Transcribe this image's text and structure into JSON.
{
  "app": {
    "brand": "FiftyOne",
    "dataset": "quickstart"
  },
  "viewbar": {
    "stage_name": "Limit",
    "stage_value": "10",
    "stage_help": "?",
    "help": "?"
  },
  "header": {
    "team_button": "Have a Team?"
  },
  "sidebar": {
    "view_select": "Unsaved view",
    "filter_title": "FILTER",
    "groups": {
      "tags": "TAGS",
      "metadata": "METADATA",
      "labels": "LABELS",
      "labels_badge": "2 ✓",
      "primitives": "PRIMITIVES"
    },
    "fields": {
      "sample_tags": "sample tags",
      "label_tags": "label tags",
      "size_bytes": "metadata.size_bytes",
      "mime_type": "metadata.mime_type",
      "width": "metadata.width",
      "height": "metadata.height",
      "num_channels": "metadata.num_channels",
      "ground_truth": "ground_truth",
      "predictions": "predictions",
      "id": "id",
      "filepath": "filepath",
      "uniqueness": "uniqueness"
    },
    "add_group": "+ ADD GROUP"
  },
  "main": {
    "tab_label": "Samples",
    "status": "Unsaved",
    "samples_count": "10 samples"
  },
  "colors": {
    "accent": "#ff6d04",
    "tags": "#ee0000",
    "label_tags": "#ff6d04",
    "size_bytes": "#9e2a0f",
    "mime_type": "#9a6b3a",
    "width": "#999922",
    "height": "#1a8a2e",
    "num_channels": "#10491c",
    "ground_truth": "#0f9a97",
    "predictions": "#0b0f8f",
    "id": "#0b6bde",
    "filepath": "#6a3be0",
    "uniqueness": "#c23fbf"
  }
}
+ + + + + + +
__Exercise task__
Every entry should be output exactly as written, please.

__Problem solution__
Transcribe this image's text and structure into JSON.
{
  "app": {
    "brand": "FiftyOne",
    "dataset": "quickstart"
  },
  "viewbar": {
    "stage_name": "Limit",
    "stage_value": "10",
    "stage_help": "?",
    "help": "?"
  },
  "header": {
    "team_button": "Have a Team?"
  },
  "sidebar": {
    "view_select": "Unsaved view",
    "filter_title": "FILTER",
    "groups": {
      "tags": "TAGS",
      "metadata": "METADATA",
      "labels": "LABELS",
      "labels_badge": "2 ✓",
      "primitives": "PRIMITIVES"
    },
    "fields": {
      "sample_tags": "sample tags",
      "label_tags": "label tags",
      "size_bytes": "metadata.size_bytes",
      "mime_type": "metadata.mime_type",
      "width": "metadata.width",
      "height": "metadata.height",
      "num_channels": "metadata.num_channels",
      "ground_truth": "ground_truth",
      "predictions": "predictions",
      "id": "id",
      "filepath": "filepath",
      "uniqueness": "uniqueness"
    },
    "add_group": "+ ADD GROUP"
  },
  "main": {
    "tab_label": "Samples",
    "status": "Unsaved",
    "samples_count": "10 samples"
  },
  "colors": {
    "accent": "#ff6d04",
    "tags": "#ee0000",
    "label_tags": "#ff6d04",
    "size_bytes": "#9e2a0f",
    "mime_type": "#9a6b3a",
    "width": "#999922",
    "height": "#1a8a2e",
    "num_channels": "#10491c",
    "ground_truth": "#0f9a97",
    "predictions": "#0b0f8f",
    "id": "#0b6bde",
    "filepath": "#6a3be0",
    "uniqueness": "#c23fbf"
  }
}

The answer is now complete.